### GOAL
The records below are to be repeated in full, exactly as they are.

### STORED ROWS
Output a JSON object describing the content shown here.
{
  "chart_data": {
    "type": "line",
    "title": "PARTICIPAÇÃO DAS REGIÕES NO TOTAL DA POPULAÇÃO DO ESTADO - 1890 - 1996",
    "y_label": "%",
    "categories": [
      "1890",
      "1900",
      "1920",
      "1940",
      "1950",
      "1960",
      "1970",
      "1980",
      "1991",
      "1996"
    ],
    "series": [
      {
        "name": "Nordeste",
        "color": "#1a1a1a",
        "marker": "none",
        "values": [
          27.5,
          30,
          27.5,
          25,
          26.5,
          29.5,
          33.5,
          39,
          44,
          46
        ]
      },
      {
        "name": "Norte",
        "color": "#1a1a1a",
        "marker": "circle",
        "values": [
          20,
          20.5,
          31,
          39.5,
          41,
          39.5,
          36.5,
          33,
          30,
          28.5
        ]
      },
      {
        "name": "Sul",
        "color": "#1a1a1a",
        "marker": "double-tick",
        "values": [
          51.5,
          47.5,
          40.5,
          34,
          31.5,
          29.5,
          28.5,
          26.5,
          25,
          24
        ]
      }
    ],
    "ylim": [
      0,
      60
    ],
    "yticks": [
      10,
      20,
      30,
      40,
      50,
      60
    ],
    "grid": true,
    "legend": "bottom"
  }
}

### FINISHED ANSWER
Output a JSON object describing the content shown here.
{
  "chart_data": {
    "type": "line",
    "title": "PARTICIPAÇÃO DAS REGIÕES NO TOTAL DA POPULAÇÃO DO ESTADO - 1890 - 1996",
    "y_label": "%",
    "categories": [
      "1890",
      "1900",
      "1920",
      "1940",
      "1950",
      "1960",
      "1970",
      "1980",
      "1991",
      "1996"
    ],
    "series": [
      {
        "name": "Nordeste",
        "color": "#1a1a1a",
        "marker": "none",
        "values": [
          27.5,
          30,
          27.5,
          25,
          26.5,
          29.5,
          33.5,
          39,
          44,
          46
        ]
      },
      {
        "name": "Norte",
        "color": "#1a1a1a",
        "marker": "circle",
        "values": [
          20,
          20.5,
          31,
          39.5,
          41,
          39.5,
          36.5,
          33,
          30,
          28.5
        ]
      },
      {
        "name": "Sul",
        "color": "#1a1a1a",
        "marker": "double-tick",
        "values": [
          51.5,
          47.5,
          40.5,
          34,
          31.5,
          29.5,
          28.5,
          26.5,
          25,
          24
        ]
      }
    ],
    "ylim": [
      0,
      60
    ],
    "yticks": [
      10,
      20,
      30,
      40,
      50,
      60
    ],
    "grid": true,
    "legend": "bottom"
  }
}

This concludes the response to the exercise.